Stored records:
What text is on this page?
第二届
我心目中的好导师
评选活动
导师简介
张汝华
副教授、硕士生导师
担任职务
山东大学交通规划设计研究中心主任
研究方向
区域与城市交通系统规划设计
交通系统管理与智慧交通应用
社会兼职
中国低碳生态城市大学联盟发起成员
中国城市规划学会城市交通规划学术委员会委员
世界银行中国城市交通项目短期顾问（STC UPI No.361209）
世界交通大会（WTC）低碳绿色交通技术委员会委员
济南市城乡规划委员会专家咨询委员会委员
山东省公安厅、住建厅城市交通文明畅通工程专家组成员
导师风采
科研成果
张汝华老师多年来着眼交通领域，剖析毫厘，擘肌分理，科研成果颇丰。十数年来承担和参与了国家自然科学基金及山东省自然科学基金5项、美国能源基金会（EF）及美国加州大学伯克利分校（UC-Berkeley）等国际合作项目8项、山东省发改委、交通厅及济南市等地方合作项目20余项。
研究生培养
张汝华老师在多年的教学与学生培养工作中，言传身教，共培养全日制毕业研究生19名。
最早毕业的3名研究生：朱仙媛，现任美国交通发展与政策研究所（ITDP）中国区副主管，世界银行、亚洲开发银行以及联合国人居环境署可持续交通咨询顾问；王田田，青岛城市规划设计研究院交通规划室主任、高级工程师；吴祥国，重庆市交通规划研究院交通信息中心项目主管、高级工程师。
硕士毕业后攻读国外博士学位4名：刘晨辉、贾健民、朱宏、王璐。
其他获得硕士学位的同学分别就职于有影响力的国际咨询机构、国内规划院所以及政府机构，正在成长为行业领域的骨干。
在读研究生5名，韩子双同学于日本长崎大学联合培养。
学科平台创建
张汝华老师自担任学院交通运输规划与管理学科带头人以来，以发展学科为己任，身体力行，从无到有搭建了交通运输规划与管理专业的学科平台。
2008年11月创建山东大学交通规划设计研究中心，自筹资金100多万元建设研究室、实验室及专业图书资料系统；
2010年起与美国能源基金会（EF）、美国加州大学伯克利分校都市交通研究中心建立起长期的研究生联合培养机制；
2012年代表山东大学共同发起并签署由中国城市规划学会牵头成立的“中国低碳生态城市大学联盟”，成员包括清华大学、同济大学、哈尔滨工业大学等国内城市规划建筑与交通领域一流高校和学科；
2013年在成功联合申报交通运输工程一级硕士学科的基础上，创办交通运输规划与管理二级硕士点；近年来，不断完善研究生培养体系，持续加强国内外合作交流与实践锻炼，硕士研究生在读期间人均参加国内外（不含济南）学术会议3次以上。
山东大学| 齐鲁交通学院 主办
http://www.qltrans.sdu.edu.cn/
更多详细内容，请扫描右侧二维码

Task description: Go through the material above line by line and copy it exactly.

Completed task:
What text is on this page?
第二届
我心目中的好导师
评选活动
导师简介
张汝华
副教授、硕士生导师
担任职务
山东大学交通规划设计研究中心主任
研究方向
区域与城市交通系统规划设计
交通系统管理与智慧交通应用
社会兼职
中国低碳生态城市大学联盟发起成员
中国城市规划学会城市交通规划学术委员会委员
世界银行中国城市交通项目短期顾问（STC UPI No.361209）
世界交通大会（WTC）低碳绿色交通技术委员会委员
济南市城乡规划委员会专家咨询委员会委员
山东省公安厅、住建厅城市交通文明畅通工程专家组成员
导师风采
科研成果
张汝华老师多年来着眼交通领域，剖析毫厘，擘肌分理，科研成果颇丰。十数年来承担和参与了国家自然科学基金及山东省自然科学基金5项、美国能源基金会（EF）及美国加州大学伯克利分校（UC-Berkeley）等国际合作项目8项、山东省发改委、交通厅及济南市等地方合作项目20余项。
研究生培养
张汝华老师在多年的教学与学生培养工作中，言传身教，共培养全日制毕业研究生19名。
最早毕业的3名研究生：朱仙媛，现任美国交通发展与政策研究所（ITDP）中国区副主管，世界银行、亚洲开发银行以及联合国人居环境署可持续交通咨询顾问；王田田，青岛城市规划设计研究院交通规划室主任、高级工程师；吴祥国，重庆市交通规划研究院交通信息中心项目主管、高级工程师。
硕士毕业后攻读国外博士学位4名：刘晨辉、贾健民、朱宏、王璐。
其他获得硕士学位的同学分别就职于有影响力的国际咨询机构、国内规划院所以及政府机构，正在成长为行业领域的骨干。
在读研究生5名，韩子双同学于日本长崎大学联合培养。
学科平台创建
张汝华老师自担任学院交通运输规划与管理学科带头人以来，以发展学科为己任，身体力行，从无到有搭建了交通运输规划与管理专业的学科平台。
2008年11月创建山东大学交通规划设计研究中心，自筹资金100多万元建设研究室、实验室及专业图书资料系统；
2010年起与美国能源基金会（EF）、美国加州大学伯克利分校都市交通研究中心建立起长期的研究生联合培养机制；
2012年代表山东大学共同发起并签署由中国城市规划学会牵头成立的“中国低碳生态城市大学联盟”，成员包括清华大学、同济大学、哈尔滨工业大学等国内城市规划建筑与交通领域一流高校和学科；
2013年在成功联合申报交通运输工程一级硕士学科的基础上，创办交通运输规划与管理二级硕士点；近年来，不断完善研究生培养体系，持续加强国内外合作交流与实践锻炼，硕士研究生在读期间人均参加国内外（不含济南）学术会议3次以上。
山东大学| 齐鲁交通学院 主办
http://www.qltrans.sdu.edu.cn/
更多详细内容，请扫描右侧二维码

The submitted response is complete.